**Aim**
Return each line of the material verbatim.

● ● ●

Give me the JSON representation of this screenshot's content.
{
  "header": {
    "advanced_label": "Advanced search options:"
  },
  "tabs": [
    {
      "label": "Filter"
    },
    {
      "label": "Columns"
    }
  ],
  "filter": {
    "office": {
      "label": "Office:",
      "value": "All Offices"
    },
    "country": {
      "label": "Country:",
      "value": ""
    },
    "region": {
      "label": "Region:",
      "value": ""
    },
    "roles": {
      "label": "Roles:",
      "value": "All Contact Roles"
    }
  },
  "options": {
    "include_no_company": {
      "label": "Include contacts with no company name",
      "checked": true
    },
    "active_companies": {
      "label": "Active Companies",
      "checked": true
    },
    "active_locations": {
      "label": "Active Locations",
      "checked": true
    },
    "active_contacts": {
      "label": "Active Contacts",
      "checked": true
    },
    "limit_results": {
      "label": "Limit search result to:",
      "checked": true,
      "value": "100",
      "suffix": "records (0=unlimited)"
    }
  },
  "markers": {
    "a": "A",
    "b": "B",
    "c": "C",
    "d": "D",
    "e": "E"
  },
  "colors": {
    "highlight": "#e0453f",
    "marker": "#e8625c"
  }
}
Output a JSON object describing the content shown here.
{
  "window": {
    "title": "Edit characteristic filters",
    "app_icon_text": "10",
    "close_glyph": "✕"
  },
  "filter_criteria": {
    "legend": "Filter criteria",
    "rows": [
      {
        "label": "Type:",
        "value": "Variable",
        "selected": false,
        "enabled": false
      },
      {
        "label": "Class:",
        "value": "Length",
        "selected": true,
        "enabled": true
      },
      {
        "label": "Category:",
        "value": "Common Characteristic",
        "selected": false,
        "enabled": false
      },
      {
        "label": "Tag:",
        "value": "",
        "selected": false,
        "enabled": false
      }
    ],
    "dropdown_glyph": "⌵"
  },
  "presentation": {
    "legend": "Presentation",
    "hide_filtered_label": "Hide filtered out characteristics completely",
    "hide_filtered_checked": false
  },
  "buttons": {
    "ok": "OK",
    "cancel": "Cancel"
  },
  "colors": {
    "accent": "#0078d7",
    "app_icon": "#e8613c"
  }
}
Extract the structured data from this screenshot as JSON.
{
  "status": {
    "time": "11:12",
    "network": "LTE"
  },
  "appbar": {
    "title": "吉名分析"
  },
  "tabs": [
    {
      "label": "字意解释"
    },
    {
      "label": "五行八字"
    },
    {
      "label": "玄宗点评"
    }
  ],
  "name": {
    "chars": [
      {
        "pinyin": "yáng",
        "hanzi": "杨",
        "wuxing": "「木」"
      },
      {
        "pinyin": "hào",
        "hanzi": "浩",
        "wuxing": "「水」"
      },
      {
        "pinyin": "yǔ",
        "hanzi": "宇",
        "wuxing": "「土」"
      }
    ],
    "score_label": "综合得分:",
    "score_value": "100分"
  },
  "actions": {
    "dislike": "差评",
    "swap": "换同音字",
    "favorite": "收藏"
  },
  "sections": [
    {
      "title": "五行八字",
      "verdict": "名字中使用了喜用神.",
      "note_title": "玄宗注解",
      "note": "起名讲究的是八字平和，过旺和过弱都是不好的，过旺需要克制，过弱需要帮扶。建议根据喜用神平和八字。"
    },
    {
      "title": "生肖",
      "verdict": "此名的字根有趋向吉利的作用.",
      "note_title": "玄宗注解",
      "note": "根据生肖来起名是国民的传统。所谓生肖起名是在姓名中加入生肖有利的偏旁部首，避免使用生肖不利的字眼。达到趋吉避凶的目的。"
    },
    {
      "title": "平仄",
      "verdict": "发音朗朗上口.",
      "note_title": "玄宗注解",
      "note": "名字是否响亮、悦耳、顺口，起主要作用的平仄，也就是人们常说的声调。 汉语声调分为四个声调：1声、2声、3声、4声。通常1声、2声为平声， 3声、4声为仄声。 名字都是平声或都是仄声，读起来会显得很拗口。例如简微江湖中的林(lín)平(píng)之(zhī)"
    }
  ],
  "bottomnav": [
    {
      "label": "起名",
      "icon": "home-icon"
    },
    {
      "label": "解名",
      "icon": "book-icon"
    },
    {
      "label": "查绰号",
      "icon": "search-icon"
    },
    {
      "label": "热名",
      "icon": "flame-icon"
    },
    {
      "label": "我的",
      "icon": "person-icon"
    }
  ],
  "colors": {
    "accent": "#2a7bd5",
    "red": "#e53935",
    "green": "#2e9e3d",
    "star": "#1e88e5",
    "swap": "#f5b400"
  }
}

● ● ●

**Result for this task**
Give me the JSON representation of this screenshot's content.
{
  "header": {
    "advanced_label": "Advanced search options:"
  },
  "tabs": [
    {
      "label": "Filter"
    },
    {
      "label": "Columns"
    }
  ],
  "filter": {
    "office": {
      "label": "Office:",
      "value": "All Offices"
    },
    "country": {
      "label": "Country:",
      "value": ""
    },
    "region": {
      "label": "Region:",
      "value": ""
    },
    "roles": {
      "label": "Roles:",
      "value": "All Contact Roles"
    }
  },
  "options": {
    "include_no_company": {
      "label": "Include contacts with no company name",
      "checked": true
    },
    "active_companies": {
      "label": "Active Companies",
      "checked": true
    },
    "active_locations": {
      "label": "Active Locations",
      "checked": true
    },
    "active_contacts": {
      "label": "Active Contacts",
      "checked": true
    },
    "limit_results": {
      "label": "Limit search result to:",
      "checked": true,
      "value": "100",
      "suffix": "records (0=unlimited)"
    }
  },
  "markers": {
    "a": "A",
    "b": "B",
    "c": "C",
    "d": "D",
    "e": "E"
  },
  "colors": {
    "highlight": "#e0453f",
    "marker": "#e8625c"
  }
}
Output a JSON object describing the content shown here.
{
  "window": {
    "title": "Edit characteristic filters",
    "app_icon_text": "10",
    "close_glyph": "✕"
  },
  "filter_criteria": {
    "legend": "Filter criteria",
    "rows": [
      {
        "label": "Type:",
        "value": "Variable",
        "selected": false,
        "enabled": false
      },
      {
        "label": "Class:",
        "value": "Length",
        "selected": true,
        "enabled": true
      },
      {
        "label": "Category:",
        "value": "Common Characteristic",
        "selected": false,
        "enabled": false
      },
      {
        "label": "Tag:",
        "value": "",
        "selected": false,
        "enabled": false
      }
    ],
    "dropdown_glyph": "⌵"
  },
  "presentation": {
    "legend": "Presentation",
    "hide_filtered_label": "Hide filtered out characteristics completely",
    "hide_filtered_checked": false
  },
  "buttons": {
    "ok": "OK",
    "cancel": "Cancel"
  },
  "colors": {
    "accent": "#0078d7",
    "app_icon": "#e8613c"
  }
}
Extract the structured data from this screenshot as JSON.
{
  "status": {
    "time": "11:12",
    "network": "LTE"
  },
  "appbar": {
    "title": "吉名分析"
  },
  "tabs": [
    {
      "label": "字意解释"
    },
    {
      "label": "五行八字"
    },
    {
      "label": "玄宗点评"
    }
  ],
  "name": {
    "chars": [
      {
        "pinyin": "yáng",
        "hanzi": "杨",
        "wuxing": "「木」"
      },
      {
        "pinyin": "hào",
        "hanzi": "浩",
        "wuxing": "「水」"
      },
      {
        "pinyin": "yǔ",
        "hanzi": "宇",
        "wuxing": "「土」"
      }
    ],
    "score_label": "综合得分:",
    "score_value": "100分"
  },
  "actions": {
    "dislike": "差评",
    "swap": "换同音字",
    "favorite": "收藏"
  },
  "sections": [
    {
      "title": "五行八字",
      "verdict": "名字中使用了喜用神.",
      "note_title": "玄宗注解",
      "note": "起名讲究的是八字平和，过旺和过弱都是不好的，过旺需要克制，过弱需要帮扶。建议根据喜用神平和八字。"
    },
    {
      "title": "生肖",
      "verdict": "此名的字根有趋向吉利的作用.",
      "note_title": "玄宗注解",
      "note": "根据生肖来起名是国民的传统。所谓生肖起名是在姓名中加入生肖有利的偏旁部首，避免使用生肖不利的字眼。达到趋吉避凶的目的。"
    },
    {
      "title": "平仄",
      "verdict": "发音朗朗上口.",
      "note_title": "玄宗注解",
      "note": "名字是否响亮、悦耳、顺口，起主要作用的平仄，也就是人们常说的声调。 汉语声调分为四个声调：1声、2声、3声、4声。通常1声、2声为平声， 3声、4声为仄声。 名字都是平声或都是仄声，读起来会显得很拗口。例如简微江湖中的林(lín)平(píng)之(zhī)"
    }
  ],
  "bottomnav": [
    {
      "label": "起名",
      "icon": "home-icon"
    },
    {
      "label": "解名",
      "icon": "book-icon"
    },
    {
      "label": "查绰号",
      "icon": "search-icon"
    },
    {
      "label": "热名",
      "icon": "flame-icon"
    },
    {
      "label": "我的",
      "icon": "person-icon"
    }
  ],
  "colors": {
    "accent": "#2a7bd5",
    "red": "#e53935",
    "green": "#2e9e3d",
    "star": "#1e88e5",
    "swap": "#f5b400"
  }
}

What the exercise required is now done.